TASK TO CARRY OUT:
Retype the records below word for word and omit any image.

RECORD EXCERPTS:
------------------------------------------------------------------------
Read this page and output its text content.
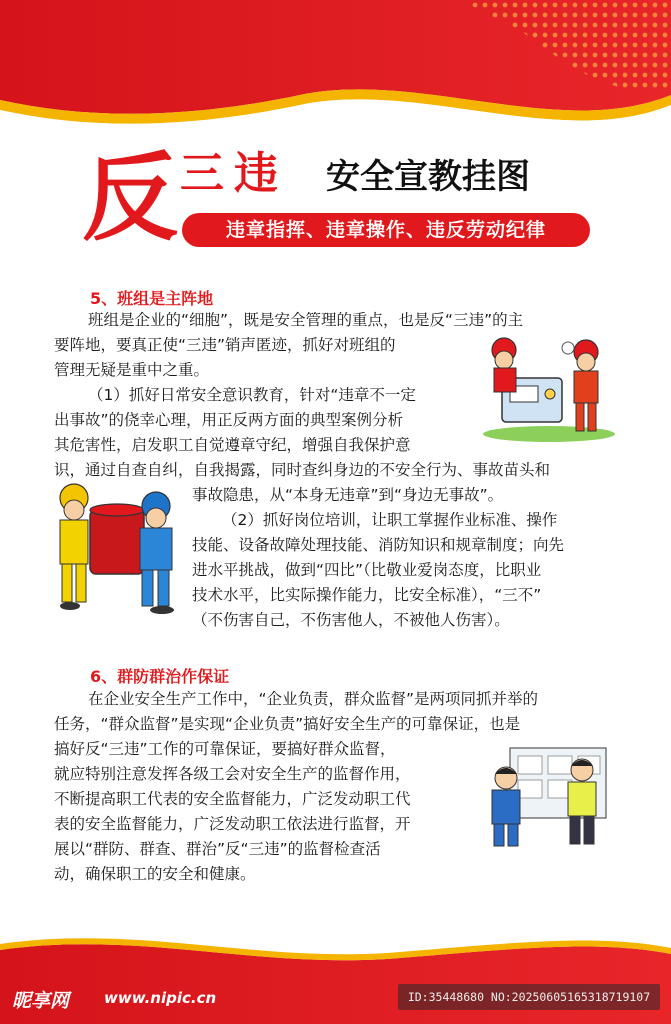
反 三违 安全宣教挂图
违章指挥、违章操作、违反劳动纪律
5、班组是主阵地
班组是企业的“细胞”，既是安全管理的重点，也是反“三违”的主
要阵地，要真正使“三违”销声匿迹，抓好对班组的
管理无疑是重中之重。
（1）抓好日常安全意识教育，针对“违章不一定
出事故”的侥幸心理，用正反两方面的典型案例分析
其危害性，启发职工自觉遵章守纪，增强自我保护意
识，通过自查自纠，自我揭露，同时查纠身边的不安全行为、事故苗头和
事故隐患，从“本身无违章”到“身边无事故”。
（2）抓好岗位培训，让职工掌握作业标准、操作
技能、设备故障处理技能、消防知识和规章制度；向先
进水平挑战，做到“四比”（比敬业爱岗态度，比职业
技术水平，比实际操作能力，比安全标准），“三不”
（不伤害自己，不伤害他人，不被他人伤害）。
6、群防群治作保证
在企业安全生产工作中，“企业负责，群众监督”是两项同抓并举的
任务，“群众监督”是实现“企业负责”搞好安全生产的可靠保证，也是
搞好反“三违”工作的可靠保证，要搞好群众监督，
就应特别注意发挥各级工会对安全生产的监督作用，
不断提高职工代表的安全监督能力，广泛发动职工代
表的安全监督能力，广泛发动职工依法进行监督，开
展以“群防、群查、群治”反“三违”的监督检查活
动，确保职工的安全和健康。
昵享网 www.nipic.cn	ID:35448680 NO:20250605165318719107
------------------------------------------------------------------------
SOLVED EXERCISE:
Read this page and output its text content.
反 三违 安全宣教挂图
违章指挥、违章操作、违反劳动纪律
5、班组是主阵地
班组是企业的“细胞”，既是安全管理的重点，也是反“三违”的主
要阵地，要真正使“三违”销声匿迹，抓好对班组的
管理无疑是重中之重。
（1）抓好日常安全意识教育，针对“违章不一定
出事故”的侥幸心理，用正反两方面的典型案例分析
其危害性，启发职工自觉遵章守纪，增强自我保护意
识，通过自查自纠，自我揭露，同时查纠身边的不安全行为、事故苗头和
事故隐患，从“本身无违章”到“身边无事故”。
（2）抓好岗位培训，让职工掌握作业标准、操作
技能、设备故障处理技能、消防知识和规章制度；向先
进水平挑战，做到“四比”（比敬业爱岗态度，比职业
技术水平，比实际操作能力，比安全标准），“三不”
（不伤害自己，不伤害他人，不被他人伤害）。
6、群防群治作保证
在企业安全生产工作中，“企业负责，群众监督”是两项同抓并举的
任务，“群众监督”是实现“企业负责”搞好安全生产的可靠保证，也是
搞好反“三违”工作的可靠保证，要搞好群众监督，
就应特别注意发挥各级工会对安全生产的监督作用，
不断提高职工代表的安全监督能力，广泛发动职工代
表的安全监督能力，广泛发动职工依法进行监督，开
展以“群防、群查、群治”反“三违”的监督检查活
动，确保职工的安全和健康。
昵享网 www.nipic.cn	ID:35448680 NO:20250605165318719107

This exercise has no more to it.